Rows from a figure dataset
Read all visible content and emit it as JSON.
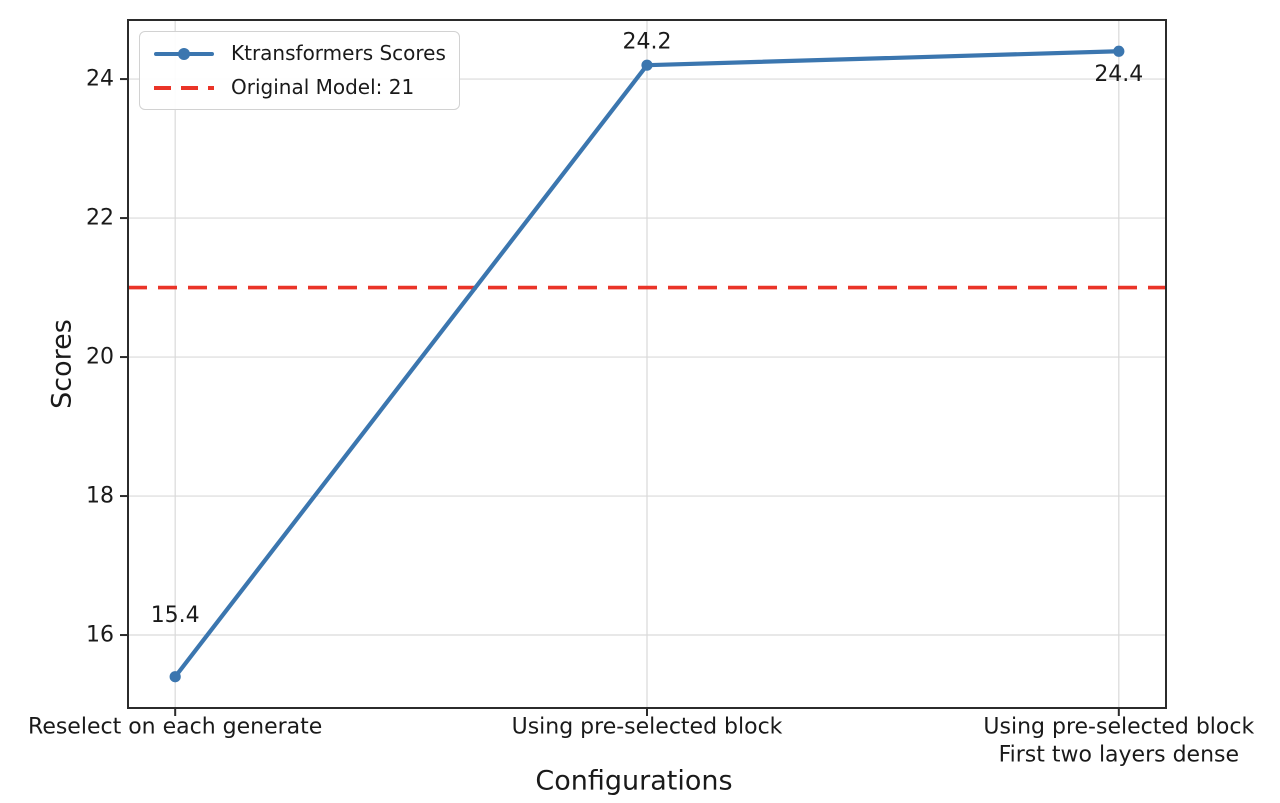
{
  "figure": {
    "background": "#ffffff"
  },
  "chart_data": {
    "type": "line",
    "title": "",
    "xlabel": "Configurations",
    "ylabel": "Scores",
    "categories": [
      "Reselect on each generate",
      "Using pre-selected block",
      "Using pre-selected block\nFirst two layers dense"
    ],
    "series": [
      {
        "name": "Ktransformers Scores",
        "values": [
          15.4,
          24.2,
          24.4
        ],
        "color": "#3b76af",
        "marker": "circle",
        "line_style": "solid"
      }
    ],
    "data_labels": [
      "15.4",
      "24.2",
      "24.4"
    ],
    "reference_line": {
      "label": "Original Model: 21",
      "value": 21,
      "color": "#ea3428",
      "line_style": "dashed"
    },
    "yticks": [
      "16",
      "18",
      "20",
      "22",
      "24"
    ],
    "ytick_values": [
      16,
      18,
      20,
      22,
      24
    ],
    "ylim": [
      14.95,
      24.85
    ],
    "xlim": [
      -0.1,
      2.1
    ],
    "grid": true,
    "legend_position": "upper left",
    "text_color": "#1a1a1a",
    "grid_color": "#d9d9d9",
    "spine_color": "#2b2b2b"
  }
}
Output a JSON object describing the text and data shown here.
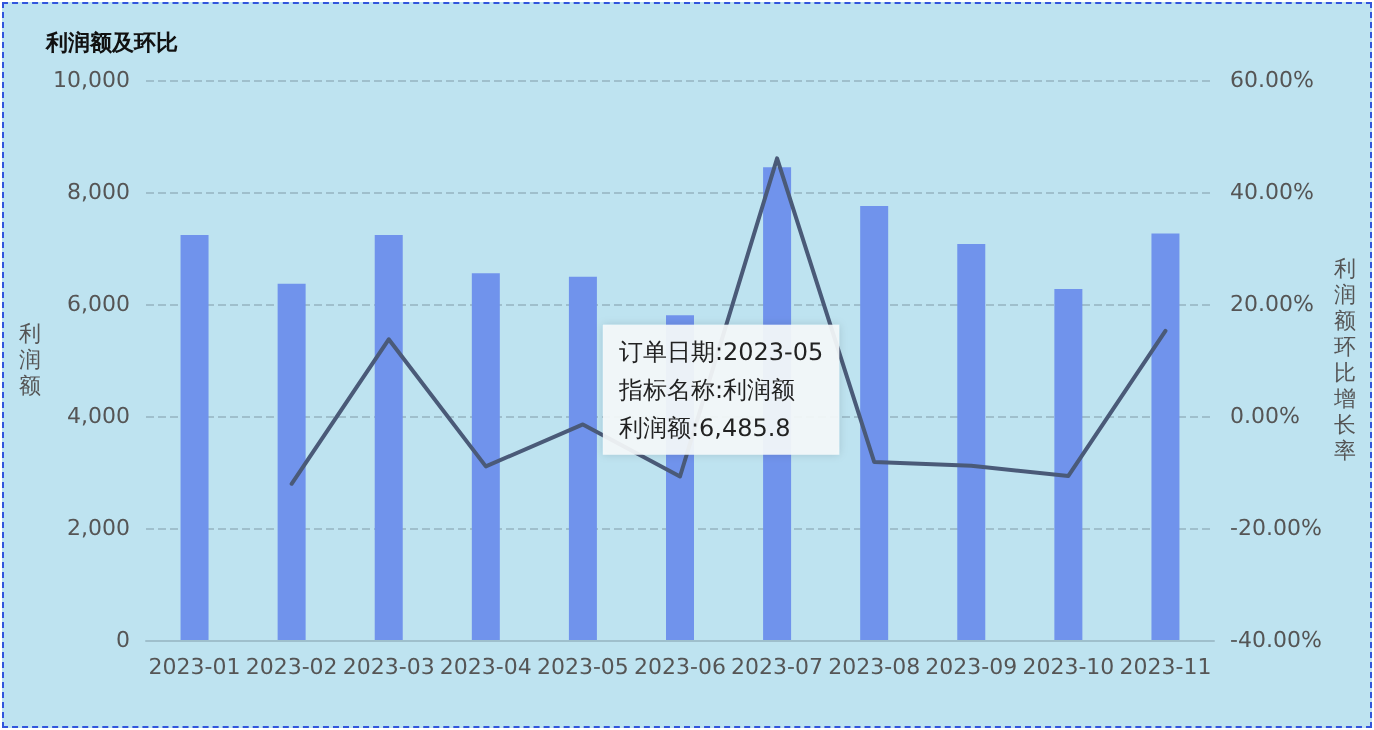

Your instructions
Write out the full set of lines verbatim, without the pictures.

Answer in full
Read all visible content and emit it as JSON.
{
  "figure": {
    "background": "#ffffff"
  },
  "chart_data": {
    "type": "line",
    "title": "",
    "xlabel": "Configurations",
    "ylabel": "Scores",
    "categories": [
      "Reselect on each generate",
      "Using pre-selected block",
      "Using pre-selected block\nFirst two layers dense"
    ],
    "series": [
      {
        "name": "Ktransformers Scores",
        "values": [
          15.4,
          24.2,
          24.4
        ],
        "color": "#3b76af",
        "marker": "circle",
        "line_style": "solid"
      }
    ],
    "data_labels": [
      "15.4",
      "24.2",
      "24.4"
    ],
    "reference_line": {
      "label": "Original Model: 21",
      "value": 21,
      "color": "#ea3428",
      "line_style": "dashed"
    },
    "yticks": [
      "16",
      "18",
      "20",
      "22",
      "24"
    ],
    "ytick_values": [
      16,
      18,
      20,
      22,
      24
    ],
    "ylim": [
      14.95,
      24.85
    ],
    "xlim": [
      -0.1,
      2.1
    ],
    "grid": true,
    "legend_position": "upper left",
    "text_color": "#1a1a1a",
    "grid_color": "#d9d9d9",
    "spine_color": "#2b2b2b"
  }
}
Output a JSON object describing the text and data shown here.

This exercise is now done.